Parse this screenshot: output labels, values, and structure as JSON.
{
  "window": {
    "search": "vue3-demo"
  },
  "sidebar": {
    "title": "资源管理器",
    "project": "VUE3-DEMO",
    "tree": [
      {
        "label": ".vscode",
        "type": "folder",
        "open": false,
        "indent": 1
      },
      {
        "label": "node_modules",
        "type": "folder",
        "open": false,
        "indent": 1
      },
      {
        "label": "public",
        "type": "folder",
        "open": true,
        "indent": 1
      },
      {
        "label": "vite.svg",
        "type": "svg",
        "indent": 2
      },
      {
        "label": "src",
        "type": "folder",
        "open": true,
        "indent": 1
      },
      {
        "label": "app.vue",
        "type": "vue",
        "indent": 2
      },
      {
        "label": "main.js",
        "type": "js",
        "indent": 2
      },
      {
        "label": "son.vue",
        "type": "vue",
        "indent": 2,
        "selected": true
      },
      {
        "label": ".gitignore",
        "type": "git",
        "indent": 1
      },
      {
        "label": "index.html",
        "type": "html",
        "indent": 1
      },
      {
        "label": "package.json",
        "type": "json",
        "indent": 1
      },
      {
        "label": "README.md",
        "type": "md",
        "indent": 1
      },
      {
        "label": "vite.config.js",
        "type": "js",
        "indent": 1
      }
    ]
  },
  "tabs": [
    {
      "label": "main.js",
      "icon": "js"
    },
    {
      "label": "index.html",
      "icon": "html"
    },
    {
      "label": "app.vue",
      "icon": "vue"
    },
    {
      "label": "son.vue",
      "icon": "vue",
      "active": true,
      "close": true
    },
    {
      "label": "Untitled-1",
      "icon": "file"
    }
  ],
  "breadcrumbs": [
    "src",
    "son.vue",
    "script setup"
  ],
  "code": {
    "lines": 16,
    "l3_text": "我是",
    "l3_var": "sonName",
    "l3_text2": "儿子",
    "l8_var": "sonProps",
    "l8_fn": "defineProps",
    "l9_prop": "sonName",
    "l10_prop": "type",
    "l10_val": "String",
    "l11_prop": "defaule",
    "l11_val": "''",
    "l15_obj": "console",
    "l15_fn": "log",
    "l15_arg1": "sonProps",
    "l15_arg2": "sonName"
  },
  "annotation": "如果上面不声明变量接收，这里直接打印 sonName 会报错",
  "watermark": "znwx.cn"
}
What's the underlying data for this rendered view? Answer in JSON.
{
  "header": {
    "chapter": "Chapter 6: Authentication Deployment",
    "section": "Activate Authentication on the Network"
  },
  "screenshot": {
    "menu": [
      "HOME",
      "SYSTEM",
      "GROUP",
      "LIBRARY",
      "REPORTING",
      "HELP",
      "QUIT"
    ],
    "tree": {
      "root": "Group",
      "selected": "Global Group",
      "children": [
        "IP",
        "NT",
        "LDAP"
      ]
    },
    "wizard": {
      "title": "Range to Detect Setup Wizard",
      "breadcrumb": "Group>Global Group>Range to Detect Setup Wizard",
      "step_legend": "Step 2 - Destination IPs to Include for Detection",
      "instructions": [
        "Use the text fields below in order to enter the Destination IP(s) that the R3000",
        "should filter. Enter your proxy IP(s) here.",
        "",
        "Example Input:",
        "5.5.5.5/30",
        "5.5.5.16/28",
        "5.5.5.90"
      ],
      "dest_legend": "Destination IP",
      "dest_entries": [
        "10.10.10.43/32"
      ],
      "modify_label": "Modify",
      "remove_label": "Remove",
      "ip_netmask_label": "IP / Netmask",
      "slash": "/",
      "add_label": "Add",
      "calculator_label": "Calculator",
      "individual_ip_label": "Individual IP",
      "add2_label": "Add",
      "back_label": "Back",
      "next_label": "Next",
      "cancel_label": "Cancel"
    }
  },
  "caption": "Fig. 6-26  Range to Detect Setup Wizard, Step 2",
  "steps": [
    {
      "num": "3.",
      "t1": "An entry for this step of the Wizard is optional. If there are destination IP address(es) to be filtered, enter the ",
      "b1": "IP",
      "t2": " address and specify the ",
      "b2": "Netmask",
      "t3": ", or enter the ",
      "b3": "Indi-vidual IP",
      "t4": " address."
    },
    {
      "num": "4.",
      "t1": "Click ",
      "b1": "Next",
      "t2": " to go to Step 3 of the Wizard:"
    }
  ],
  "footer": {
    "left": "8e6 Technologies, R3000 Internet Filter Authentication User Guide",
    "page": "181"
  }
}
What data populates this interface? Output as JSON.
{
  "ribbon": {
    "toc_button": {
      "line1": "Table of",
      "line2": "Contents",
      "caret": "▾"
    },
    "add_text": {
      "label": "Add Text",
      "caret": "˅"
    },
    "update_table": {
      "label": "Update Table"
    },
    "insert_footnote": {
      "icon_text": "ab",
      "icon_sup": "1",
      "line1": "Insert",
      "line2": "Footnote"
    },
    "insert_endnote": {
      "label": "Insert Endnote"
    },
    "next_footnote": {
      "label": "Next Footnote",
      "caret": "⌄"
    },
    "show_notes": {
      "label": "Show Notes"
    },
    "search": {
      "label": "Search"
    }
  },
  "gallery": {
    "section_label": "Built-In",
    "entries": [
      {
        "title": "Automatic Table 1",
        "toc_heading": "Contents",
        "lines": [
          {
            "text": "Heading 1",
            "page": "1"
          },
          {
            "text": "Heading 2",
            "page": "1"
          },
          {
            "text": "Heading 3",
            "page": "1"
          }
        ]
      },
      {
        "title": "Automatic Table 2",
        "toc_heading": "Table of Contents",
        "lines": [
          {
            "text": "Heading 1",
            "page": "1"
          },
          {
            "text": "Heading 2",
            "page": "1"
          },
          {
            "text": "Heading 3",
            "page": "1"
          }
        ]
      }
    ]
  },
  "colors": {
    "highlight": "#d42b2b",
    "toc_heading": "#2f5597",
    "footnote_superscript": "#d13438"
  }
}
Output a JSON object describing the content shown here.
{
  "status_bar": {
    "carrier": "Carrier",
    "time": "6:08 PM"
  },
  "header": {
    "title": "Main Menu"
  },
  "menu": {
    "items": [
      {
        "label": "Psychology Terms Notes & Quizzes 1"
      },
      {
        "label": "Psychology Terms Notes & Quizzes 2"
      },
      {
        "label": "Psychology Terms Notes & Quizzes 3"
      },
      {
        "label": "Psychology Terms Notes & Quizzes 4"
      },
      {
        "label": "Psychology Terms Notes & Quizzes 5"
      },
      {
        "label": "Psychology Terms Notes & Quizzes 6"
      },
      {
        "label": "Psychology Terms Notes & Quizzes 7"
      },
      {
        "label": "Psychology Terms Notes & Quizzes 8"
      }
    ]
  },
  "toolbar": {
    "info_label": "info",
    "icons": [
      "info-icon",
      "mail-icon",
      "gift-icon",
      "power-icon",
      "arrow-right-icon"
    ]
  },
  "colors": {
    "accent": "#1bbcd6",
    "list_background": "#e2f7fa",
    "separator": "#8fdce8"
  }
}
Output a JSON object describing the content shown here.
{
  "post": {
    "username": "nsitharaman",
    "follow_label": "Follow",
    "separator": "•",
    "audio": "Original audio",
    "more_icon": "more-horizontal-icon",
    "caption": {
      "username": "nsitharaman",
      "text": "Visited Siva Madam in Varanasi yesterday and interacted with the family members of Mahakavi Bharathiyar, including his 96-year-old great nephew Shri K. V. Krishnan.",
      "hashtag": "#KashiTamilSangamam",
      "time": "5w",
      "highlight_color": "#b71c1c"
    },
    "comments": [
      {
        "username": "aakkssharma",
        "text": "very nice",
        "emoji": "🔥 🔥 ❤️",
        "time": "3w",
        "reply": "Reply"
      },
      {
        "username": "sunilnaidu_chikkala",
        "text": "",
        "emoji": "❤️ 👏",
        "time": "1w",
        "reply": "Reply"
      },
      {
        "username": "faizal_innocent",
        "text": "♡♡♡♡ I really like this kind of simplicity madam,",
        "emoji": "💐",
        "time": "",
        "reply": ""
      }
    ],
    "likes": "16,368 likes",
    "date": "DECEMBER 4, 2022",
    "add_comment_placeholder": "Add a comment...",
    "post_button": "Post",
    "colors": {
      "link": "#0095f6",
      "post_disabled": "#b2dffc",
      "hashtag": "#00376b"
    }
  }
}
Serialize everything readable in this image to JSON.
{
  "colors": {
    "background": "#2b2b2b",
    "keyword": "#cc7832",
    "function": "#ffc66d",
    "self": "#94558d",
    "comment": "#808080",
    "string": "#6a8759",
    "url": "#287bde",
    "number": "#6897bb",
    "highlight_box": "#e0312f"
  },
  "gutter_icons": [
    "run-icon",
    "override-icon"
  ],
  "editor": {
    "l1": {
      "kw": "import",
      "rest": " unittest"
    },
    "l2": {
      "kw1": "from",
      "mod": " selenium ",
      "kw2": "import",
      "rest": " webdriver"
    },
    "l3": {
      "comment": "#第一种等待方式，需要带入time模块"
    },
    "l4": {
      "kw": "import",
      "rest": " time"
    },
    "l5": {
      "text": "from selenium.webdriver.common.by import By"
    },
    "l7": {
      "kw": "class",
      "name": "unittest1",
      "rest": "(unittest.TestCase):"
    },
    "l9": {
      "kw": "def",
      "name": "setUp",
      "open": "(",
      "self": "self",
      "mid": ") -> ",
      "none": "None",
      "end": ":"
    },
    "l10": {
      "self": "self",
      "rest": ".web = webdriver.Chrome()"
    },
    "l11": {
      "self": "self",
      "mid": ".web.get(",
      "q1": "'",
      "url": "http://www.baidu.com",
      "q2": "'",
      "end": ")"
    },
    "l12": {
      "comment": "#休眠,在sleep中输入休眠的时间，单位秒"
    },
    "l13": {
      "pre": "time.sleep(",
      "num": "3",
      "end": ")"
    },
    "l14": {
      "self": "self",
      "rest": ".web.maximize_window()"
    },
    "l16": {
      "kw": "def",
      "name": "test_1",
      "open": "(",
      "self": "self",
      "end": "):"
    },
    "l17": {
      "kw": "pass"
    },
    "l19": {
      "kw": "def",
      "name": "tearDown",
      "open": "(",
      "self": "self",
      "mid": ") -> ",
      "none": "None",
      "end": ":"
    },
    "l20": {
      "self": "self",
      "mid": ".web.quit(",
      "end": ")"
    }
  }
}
- - -
■ **Task to carry out**
Out of the records, collect only those lines that contain the string "data".

■ **The answer**
What's the underlying data for this rendered view? Answer in JSON.
What data populates this interface? Output as JSON.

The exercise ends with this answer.